[BEGIN]

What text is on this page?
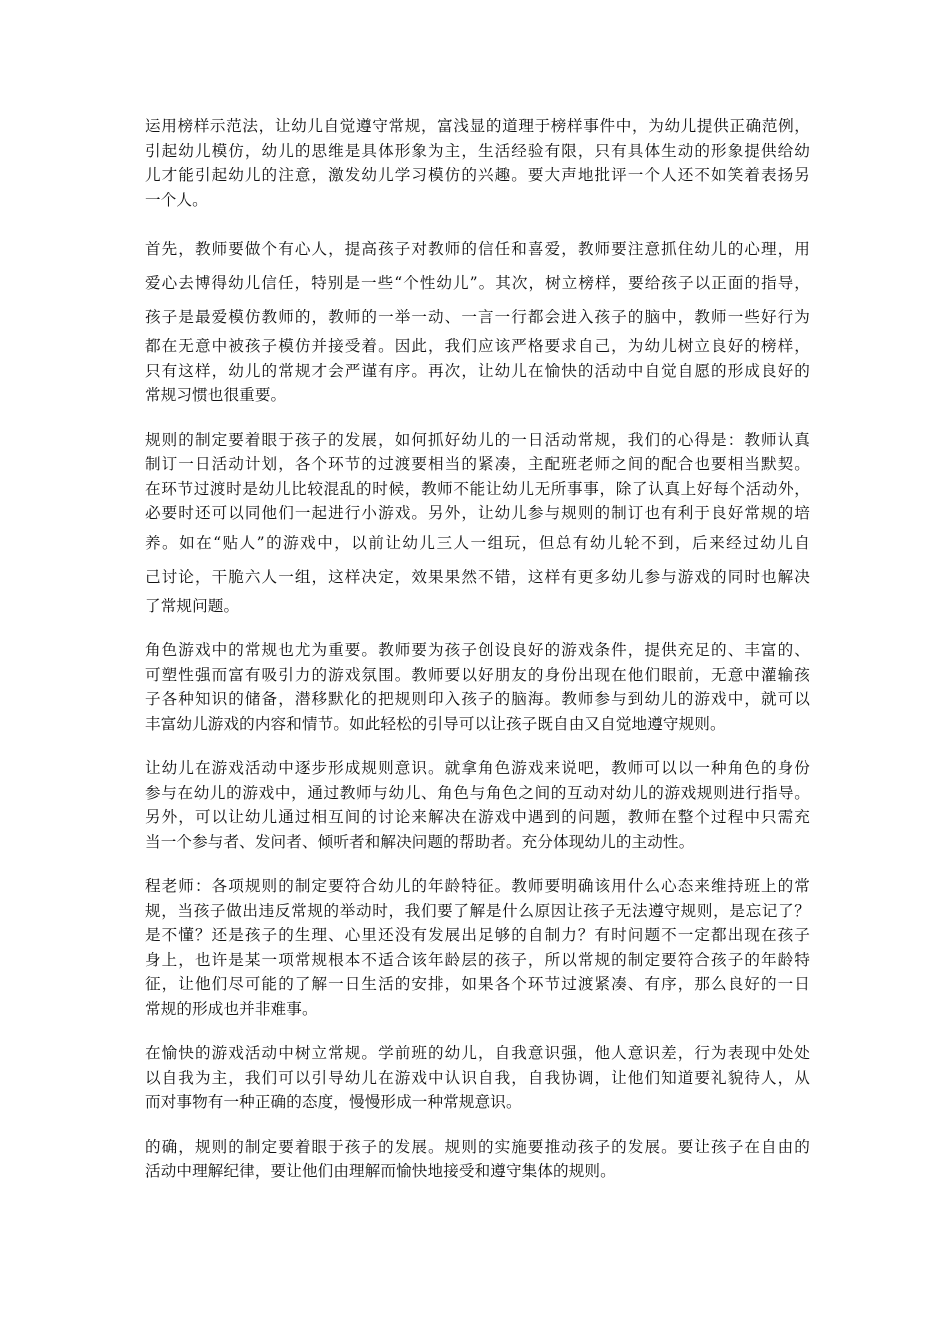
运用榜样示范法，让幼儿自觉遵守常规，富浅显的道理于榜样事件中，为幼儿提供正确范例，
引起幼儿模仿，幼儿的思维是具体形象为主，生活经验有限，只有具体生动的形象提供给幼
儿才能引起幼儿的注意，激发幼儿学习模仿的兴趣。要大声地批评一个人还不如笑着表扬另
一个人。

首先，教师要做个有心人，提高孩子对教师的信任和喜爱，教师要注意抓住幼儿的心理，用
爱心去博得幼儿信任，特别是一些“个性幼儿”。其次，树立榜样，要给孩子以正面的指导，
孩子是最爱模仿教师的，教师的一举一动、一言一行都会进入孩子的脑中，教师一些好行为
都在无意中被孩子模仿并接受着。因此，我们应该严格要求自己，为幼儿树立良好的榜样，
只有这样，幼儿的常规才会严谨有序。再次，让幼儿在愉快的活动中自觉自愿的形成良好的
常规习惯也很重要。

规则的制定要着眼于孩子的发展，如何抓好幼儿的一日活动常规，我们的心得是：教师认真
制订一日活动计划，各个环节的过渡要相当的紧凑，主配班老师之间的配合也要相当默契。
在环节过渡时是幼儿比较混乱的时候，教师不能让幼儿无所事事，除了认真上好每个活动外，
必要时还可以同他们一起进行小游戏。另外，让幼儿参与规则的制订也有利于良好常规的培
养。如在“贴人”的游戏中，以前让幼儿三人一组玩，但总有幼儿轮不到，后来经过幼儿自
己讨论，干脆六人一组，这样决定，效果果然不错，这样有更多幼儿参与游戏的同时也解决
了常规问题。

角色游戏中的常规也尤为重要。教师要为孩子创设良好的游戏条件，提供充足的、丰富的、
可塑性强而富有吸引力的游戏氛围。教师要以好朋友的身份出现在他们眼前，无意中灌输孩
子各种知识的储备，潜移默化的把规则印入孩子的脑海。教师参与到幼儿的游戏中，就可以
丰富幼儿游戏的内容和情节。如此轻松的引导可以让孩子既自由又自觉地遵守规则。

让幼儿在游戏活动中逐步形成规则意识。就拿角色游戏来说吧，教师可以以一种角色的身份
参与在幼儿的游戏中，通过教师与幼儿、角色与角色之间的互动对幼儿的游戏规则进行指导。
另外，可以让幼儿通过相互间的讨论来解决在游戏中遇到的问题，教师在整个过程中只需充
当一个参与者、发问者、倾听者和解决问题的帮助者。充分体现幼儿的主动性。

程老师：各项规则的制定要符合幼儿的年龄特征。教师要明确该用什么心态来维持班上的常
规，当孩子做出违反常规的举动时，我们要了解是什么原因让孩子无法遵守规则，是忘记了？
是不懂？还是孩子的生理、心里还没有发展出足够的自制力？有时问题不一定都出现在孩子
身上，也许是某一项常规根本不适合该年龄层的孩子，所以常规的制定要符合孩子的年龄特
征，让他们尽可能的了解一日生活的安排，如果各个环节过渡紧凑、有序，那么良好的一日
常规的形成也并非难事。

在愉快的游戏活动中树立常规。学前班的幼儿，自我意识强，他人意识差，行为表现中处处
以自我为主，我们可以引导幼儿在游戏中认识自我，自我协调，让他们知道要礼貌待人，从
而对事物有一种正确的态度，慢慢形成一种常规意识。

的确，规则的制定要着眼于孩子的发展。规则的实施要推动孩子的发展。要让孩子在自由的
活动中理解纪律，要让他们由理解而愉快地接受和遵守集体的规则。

[END]
[BEGIN]

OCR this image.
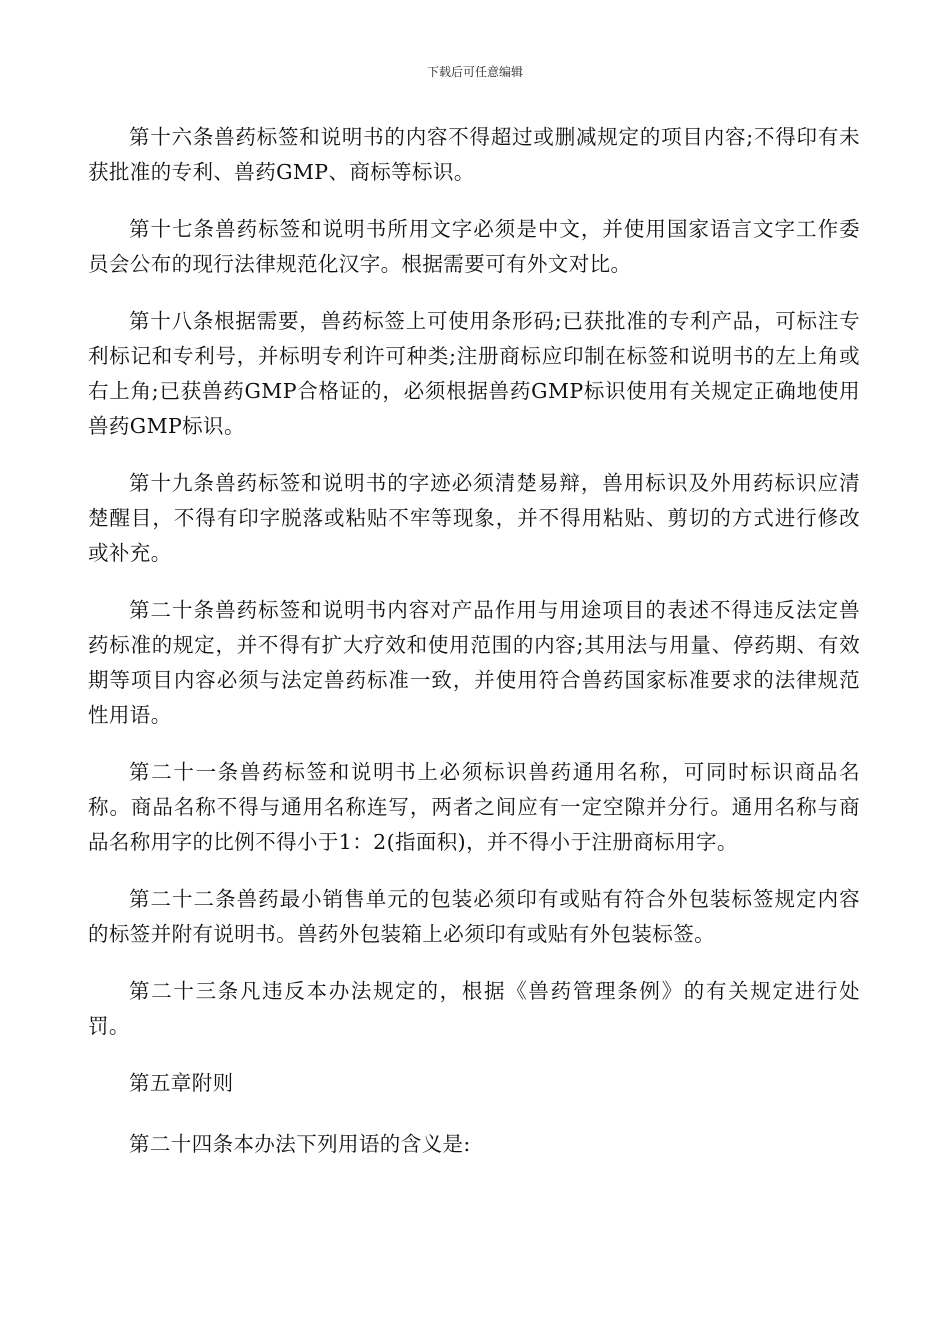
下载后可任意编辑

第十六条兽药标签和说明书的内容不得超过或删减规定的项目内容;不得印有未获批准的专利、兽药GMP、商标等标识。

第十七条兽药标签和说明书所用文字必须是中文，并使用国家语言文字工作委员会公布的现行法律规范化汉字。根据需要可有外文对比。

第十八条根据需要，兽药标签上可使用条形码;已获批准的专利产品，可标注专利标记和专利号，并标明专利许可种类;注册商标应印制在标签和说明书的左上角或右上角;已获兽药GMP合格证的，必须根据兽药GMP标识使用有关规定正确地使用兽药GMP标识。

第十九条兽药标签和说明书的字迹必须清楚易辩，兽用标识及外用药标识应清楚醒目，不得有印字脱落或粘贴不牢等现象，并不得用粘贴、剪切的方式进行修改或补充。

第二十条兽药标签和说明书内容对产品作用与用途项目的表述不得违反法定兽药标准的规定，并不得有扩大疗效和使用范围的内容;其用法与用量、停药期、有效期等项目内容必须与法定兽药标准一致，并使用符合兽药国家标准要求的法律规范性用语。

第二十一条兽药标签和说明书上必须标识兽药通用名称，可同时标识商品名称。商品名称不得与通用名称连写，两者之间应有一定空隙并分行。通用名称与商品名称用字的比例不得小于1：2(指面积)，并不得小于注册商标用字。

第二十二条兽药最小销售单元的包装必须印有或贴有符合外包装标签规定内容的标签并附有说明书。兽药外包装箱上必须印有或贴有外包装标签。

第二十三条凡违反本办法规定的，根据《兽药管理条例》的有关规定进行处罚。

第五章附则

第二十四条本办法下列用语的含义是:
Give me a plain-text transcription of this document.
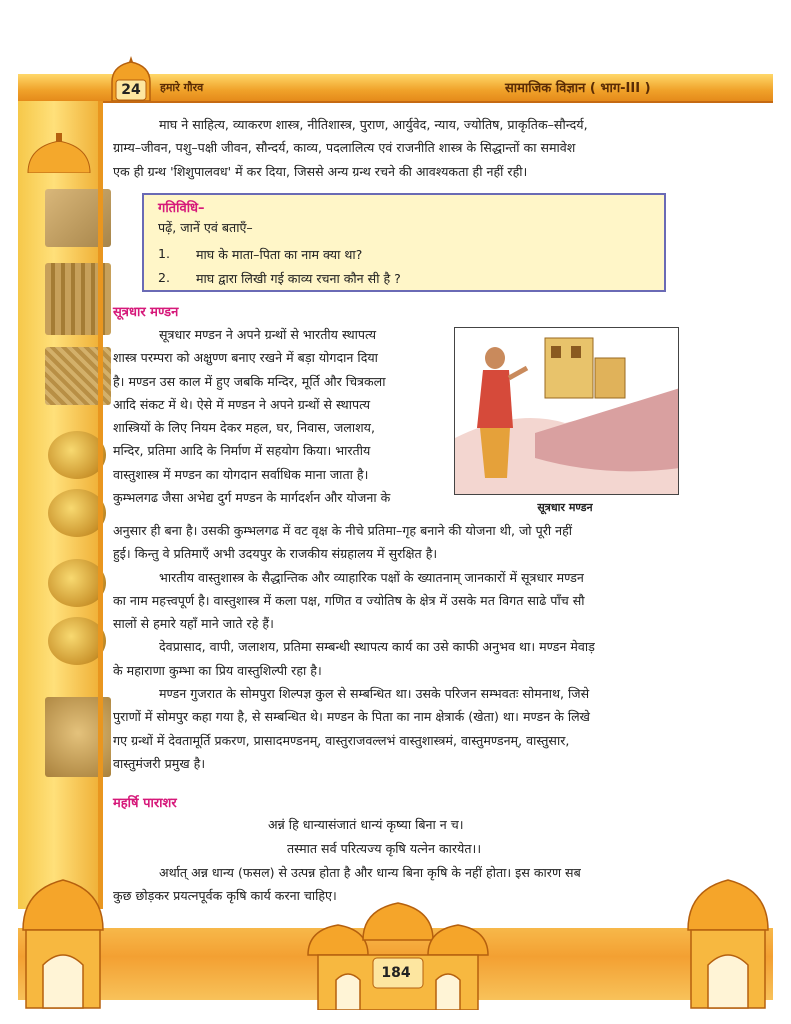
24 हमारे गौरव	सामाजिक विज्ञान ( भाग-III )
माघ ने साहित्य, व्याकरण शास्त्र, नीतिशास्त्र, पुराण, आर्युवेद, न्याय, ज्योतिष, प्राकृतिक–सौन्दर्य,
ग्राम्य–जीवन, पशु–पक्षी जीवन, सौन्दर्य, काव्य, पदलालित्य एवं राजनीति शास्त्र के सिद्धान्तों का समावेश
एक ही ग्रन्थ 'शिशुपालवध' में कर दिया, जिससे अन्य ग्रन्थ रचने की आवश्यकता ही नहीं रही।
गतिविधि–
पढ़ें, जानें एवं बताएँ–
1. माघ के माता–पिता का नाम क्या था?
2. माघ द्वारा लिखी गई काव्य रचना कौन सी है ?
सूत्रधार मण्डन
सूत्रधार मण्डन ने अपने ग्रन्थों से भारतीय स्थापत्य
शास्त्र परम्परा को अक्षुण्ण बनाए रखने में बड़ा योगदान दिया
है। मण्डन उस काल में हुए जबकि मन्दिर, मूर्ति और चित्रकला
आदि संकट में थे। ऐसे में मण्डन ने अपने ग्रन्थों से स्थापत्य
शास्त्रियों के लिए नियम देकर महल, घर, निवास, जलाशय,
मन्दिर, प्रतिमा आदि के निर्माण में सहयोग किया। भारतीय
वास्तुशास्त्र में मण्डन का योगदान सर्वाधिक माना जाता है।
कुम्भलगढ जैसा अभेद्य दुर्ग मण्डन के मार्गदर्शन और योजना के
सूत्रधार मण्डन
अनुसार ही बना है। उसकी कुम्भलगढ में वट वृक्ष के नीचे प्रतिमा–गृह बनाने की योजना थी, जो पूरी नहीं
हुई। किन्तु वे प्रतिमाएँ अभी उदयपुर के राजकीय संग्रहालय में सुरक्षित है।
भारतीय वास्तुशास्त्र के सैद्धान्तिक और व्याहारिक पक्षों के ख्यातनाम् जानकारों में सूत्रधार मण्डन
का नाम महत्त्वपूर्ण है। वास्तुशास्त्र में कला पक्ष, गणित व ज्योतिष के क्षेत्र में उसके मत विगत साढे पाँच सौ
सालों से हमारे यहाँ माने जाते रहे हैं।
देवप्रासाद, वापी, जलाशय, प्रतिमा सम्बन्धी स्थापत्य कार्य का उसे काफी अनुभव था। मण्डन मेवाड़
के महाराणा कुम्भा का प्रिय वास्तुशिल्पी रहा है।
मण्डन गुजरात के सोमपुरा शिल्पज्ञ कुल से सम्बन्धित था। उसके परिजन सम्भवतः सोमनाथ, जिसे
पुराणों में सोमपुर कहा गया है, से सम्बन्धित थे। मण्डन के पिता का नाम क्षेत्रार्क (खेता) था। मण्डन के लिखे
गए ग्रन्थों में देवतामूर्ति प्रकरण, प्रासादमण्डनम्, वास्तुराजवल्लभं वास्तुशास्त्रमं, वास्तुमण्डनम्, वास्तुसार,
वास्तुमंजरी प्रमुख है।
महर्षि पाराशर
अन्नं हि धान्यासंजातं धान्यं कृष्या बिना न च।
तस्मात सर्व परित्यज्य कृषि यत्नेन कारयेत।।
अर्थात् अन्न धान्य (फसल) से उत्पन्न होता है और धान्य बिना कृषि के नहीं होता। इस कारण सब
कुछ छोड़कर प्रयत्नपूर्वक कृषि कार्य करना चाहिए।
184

[END]
[BEGIN]

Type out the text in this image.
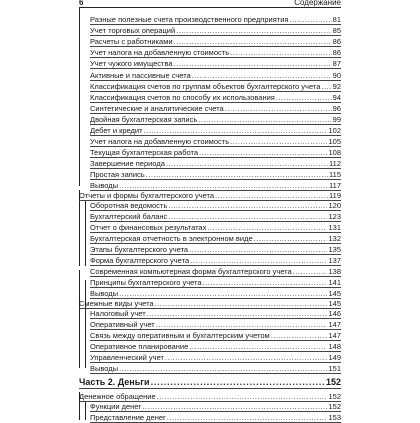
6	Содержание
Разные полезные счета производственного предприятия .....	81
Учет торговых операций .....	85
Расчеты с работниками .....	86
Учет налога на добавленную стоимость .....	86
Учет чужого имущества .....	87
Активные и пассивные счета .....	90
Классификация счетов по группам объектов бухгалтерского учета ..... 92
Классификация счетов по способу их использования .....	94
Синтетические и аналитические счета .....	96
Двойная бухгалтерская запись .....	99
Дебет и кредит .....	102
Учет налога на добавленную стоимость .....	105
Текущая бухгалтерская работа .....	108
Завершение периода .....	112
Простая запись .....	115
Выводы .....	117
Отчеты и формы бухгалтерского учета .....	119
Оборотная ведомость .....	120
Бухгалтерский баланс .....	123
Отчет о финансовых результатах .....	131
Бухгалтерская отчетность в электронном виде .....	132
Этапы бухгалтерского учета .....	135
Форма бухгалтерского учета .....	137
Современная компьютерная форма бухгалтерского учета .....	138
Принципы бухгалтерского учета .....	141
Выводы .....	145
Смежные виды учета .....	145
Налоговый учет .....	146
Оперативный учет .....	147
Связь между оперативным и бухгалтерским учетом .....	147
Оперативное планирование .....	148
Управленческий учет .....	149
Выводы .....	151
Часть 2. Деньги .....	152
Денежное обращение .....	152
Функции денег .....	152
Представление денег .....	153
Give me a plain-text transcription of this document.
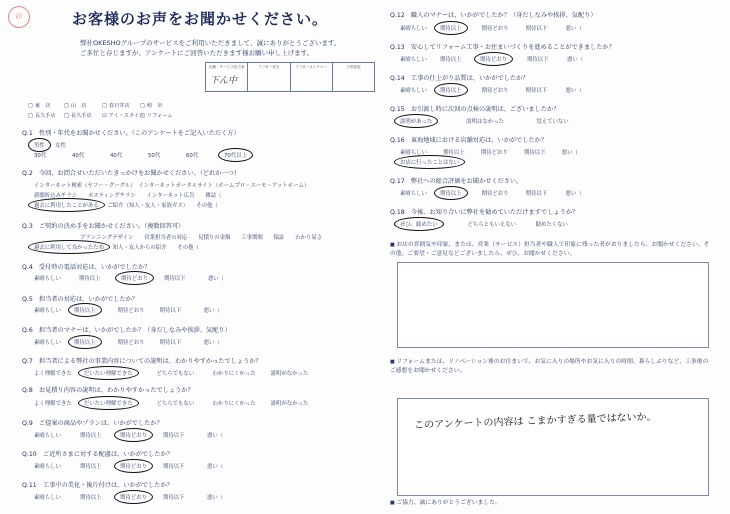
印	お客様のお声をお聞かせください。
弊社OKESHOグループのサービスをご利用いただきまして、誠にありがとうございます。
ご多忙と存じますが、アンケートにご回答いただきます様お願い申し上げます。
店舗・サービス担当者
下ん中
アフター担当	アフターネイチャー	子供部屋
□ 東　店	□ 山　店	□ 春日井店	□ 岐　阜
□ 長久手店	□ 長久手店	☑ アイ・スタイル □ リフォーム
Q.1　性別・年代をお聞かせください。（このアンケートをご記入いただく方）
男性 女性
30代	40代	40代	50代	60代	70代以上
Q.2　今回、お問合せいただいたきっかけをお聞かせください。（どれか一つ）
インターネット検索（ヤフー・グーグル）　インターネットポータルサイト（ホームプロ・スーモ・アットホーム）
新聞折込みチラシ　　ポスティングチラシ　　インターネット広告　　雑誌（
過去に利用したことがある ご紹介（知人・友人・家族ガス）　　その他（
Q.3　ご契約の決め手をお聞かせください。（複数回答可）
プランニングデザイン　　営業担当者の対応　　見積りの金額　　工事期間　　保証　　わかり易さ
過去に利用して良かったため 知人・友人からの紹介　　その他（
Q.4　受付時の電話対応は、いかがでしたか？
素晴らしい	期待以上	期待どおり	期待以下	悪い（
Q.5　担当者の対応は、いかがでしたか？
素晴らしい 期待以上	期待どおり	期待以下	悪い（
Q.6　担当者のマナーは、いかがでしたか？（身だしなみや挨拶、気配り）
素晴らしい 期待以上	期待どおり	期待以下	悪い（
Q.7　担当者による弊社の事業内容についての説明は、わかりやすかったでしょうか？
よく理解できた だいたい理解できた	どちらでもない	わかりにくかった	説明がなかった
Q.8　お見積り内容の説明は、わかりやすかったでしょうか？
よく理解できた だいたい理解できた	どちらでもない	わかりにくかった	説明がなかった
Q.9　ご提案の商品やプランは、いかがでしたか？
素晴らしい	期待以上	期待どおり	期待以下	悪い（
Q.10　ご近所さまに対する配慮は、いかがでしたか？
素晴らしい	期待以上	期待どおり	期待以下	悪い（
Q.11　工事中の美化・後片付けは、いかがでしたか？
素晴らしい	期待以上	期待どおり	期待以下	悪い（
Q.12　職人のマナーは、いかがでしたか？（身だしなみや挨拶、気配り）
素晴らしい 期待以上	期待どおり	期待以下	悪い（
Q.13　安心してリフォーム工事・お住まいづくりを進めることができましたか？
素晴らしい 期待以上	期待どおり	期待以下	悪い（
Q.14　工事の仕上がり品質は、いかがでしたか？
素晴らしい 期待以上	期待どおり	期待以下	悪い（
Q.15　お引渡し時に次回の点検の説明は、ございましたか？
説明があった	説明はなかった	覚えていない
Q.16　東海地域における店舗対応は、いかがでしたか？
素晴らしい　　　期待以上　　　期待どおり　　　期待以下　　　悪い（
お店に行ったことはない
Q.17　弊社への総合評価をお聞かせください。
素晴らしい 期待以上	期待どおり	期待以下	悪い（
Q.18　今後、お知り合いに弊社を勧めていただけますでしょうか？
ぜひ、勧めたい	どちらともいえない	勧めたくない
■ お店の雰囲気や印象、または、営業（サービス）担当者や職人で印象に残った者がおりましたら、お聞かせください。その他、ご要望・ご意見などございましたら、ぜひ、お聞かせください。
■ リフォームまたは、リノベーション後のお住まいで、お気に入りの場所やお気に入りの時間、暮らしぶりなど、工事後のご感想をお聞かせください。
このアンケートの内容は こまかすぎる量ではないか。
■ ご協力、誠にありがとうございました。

[END]

- _Written instruction_: Extract all lines from the material above that include the word "запись".

- _In response_:
Двойная бухгалтерская запись .....	99
Простая запись .....	115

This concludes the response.